- _Stored data_:
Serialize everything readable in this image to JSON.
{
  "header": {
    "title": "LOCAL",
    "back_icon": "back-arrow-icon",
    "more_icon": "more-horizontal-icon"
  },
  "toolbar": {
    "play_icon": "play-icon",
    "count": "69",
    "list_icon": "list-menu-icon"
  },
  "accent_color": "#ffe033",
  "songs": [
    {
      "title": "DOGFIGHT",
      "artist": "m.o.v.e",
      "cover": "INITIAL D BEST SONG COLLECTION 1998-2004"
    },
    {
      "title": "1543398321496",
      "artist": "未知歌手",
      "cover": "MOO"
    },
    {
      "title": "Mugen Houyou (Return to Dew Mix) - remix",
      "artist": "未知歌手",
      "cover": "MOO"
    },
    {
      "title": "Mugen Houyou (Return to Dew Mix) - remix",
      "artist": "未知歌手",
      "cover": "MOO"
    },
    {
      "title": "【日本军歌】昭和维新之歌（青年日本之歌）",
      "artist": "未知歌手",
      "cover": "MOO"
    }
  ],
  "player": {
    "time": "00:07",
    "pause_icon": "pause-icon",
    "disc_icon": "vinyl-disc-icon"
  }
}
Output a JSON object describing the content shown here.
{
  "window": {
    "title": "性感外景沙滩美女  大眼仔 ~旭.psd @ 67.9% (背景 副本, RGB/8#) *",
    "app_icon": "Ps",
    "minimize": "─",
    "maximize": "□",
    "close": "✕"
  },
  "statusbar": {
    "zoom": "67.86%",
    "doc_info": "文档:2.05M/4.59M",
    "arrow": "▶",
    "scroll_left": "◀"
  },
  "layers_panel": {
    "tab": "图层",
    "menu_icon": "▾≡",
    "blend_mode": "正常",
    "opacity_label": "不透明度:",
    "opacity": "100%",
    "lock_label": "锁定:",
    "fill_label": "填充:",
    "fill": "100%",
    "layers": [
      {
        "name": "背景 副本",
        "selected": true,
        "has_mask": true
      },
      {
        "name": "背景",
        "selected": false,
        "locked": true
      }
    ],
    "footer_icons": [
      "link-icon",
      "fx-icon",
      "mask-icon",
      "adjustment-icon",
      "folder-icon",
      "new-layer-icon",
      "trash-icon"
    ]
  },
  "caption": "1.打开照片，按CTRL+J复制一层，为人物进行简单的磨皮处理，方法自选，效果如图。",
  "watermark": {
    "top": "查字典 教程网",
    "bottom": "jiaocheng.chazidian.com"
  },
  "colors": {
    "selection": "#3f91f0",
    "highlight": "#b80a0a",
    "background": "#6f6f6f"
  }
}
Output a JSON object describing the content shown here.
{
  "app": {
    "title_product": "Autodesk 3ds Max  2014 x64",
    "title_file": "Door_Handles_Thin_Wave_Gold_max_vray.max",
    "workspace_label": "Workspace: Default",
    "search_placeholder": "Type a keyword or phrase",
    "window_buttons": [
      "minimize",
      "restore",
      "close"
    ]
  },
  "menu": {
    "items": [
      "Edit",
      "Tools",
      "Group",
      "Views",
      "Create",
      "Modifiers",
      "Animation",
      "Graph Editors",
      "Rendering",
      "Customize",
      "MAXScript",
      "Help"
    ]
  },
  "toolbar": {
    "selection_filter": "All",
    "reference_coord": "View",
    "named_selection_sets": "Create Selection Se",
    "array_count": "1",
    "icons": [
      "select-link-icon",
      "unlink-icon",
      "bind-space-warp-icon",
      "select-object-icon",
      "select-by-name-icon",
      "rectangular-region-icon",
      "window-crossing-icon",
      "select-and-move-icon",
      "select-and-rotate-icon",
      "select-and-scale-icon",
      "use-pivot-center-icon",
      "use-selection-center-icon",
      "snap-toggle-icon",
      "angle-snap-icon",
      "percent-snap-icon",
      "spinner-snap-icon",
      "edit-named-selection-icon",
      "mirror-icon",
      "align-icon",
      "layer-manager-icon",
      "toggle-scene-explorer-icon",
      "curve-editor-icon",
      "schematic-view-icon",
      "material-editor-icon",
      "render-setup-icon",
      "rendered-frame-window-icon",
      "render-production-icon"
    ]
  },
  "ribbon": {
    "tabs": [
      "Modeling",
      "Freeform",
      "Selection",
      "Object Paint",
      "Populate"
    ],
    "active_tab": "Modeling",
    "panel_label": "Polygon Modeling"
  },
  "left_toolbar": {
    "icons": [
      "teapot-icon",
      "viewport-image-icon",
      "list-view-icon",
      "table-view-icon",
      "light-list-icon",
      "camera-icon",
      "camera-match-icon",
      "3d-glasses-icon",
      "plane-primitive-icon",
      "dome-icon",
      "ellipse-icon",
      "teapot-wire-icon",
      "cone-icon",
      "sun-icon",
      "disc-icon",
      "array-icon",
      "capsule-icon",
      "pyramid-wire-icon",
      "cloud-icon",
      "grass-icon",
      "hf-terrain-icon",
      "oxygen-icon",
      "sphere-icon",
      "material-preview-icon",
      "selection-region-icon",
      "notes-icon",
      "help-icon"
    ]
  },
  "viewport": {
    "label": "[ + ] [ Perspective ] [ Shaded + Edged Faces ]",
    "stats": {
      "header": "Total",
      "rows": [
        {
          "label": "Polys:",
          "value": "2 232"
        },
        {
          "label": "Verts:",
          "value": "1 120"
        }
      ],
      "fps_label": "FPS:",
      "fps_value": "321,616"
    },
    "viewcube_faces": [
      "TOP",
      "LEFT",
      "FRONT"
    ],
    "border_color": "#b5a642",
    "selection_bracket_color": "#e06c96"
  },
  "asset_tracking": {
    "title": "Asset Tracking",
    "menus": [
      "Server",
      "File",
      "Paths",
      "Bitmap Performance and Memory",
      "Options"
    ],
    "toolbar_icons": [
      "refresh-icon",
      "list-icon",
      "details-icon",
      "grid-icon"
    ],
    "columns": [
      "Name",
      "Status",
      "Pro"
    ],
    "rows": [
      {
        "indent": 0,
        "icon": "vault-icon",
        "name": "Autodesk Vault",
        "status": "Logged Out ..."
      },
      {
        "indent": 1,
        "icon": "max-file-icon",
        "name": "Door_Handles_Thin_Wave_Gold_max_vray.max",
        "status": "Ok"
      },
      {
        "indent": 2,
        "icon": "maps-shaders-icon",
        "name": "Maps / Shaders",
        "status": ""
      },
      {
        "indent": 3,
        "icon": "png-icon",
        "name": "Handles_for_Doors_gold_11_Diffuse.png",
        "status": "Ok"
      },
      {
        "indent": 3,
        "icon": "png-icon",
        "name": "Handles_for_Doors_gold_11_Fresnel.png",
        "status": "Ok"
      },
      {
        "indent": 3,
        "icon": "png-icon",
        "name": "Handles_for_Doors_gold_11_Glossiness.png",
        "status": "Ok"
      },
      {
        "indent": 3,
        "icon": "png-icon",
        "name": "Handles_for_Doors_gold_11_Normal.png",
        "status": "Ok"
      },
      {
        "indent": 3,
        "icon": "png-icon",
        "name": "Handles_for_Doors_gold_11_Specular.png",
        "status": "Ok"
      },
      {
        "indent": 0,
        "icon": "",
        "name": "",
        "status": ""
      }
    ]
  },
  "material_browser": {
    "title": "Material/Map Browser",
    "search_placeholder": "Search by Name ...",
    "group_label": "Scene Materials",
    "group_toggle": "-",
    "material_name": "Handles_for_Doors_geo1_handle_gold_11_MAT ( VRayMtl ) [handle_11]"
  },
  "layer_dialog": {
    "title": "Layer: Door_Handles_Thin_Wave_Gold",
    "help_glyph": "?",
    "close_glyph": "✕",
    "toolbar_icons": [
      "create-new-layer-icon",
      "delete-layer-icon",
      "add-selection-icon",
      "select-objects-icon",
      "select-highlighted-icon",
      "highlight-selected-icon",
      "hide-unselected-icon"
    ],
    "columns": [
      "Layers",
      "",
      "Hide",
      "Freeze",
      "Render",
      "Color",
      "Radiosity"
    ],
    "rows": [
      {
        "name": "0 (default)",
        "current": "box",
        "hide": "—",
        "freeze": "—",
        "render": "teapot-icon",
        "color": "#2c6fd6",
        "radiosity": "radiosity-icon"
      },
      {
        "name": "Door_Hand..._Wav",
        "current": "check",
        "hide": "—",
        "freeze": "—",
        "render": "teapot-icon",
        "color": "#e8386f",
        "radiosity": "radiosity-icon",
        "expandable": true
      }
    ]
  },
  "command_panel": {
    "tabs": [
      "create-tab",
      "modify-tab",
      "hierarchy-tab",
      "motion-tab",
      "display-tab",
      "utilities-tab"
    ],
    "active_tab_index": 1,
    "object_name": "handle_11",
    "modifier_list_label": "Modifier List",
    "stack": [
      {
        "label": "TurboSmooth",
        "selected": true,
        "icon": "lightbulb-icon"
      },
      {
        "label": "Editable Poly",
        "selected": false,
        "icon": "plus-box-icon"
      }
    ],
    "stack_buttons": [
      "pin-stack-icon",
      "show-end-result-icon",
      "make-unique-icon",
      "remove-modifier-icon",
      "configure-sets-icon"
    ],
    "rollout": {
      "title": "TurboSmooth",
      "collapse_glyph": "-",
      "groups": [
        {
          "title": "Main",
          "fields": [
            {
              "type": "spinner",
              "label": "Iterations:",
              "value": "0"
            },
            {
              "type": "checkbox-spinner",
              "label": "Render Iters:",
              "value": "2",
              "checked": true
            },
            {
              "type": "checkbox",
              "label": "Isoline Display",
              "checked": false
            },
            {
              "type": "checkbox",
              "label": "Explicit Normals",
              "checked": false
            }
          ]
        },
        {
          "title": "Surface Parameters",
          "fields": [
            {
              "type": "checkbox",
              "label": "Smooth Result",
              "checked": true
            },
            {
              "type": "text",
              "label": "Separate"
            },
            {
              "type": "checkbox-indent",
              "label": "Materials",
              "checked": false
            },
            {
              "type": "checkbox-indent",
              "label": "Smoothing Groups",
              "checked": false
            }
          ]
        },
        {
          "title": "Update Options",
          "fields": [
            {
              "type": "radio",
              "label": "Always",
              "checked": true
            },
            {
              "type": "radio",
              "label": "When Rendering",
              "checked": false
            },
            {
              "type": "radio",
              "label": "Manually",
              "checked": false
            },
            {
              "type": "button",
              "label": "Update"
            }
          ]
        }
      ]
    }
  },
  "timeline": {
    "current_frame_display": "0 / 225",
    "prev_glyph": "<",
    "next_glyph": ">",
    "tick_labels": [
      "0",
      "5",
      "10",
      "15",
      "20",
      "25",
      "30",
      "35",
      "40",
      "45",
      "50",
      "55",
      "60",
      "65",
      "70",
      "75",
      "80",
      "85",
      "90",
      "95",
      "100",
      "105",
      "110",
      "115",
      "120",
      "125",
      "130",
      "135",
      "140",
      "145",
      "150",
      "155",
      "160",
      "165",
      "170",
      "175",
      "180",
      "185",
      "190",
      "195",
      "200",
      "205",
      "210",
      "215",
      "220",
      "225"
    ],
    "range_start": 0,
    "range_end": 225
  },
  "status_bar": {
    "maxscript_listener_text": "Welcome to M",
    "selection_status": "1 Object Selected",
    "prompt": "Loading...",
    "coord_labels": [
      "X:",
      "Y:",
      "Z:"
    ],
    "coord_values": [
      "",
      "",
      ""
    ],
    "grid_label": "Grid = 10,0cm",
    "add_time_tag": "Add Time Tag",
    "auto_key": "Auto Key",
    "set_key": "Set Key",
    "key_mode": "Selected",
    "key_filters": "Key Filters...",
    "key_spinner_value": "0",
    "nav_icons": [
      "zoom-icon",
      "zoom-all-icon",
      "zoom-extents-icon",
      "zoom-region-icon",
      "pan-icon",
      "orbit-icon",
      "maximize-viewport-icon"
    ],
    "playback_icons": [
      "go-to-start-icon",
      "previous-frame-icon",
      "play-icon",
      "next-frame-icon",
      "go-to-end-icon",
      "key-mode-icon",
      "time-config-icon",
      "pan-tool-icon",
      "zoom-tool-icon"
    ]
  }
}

- _Task details_: From the records given above, copy all lines containing "region".

- _The reply_:
      "rectangular-region-icon",
      "selection-region-icon",
      "zoom-region-icon",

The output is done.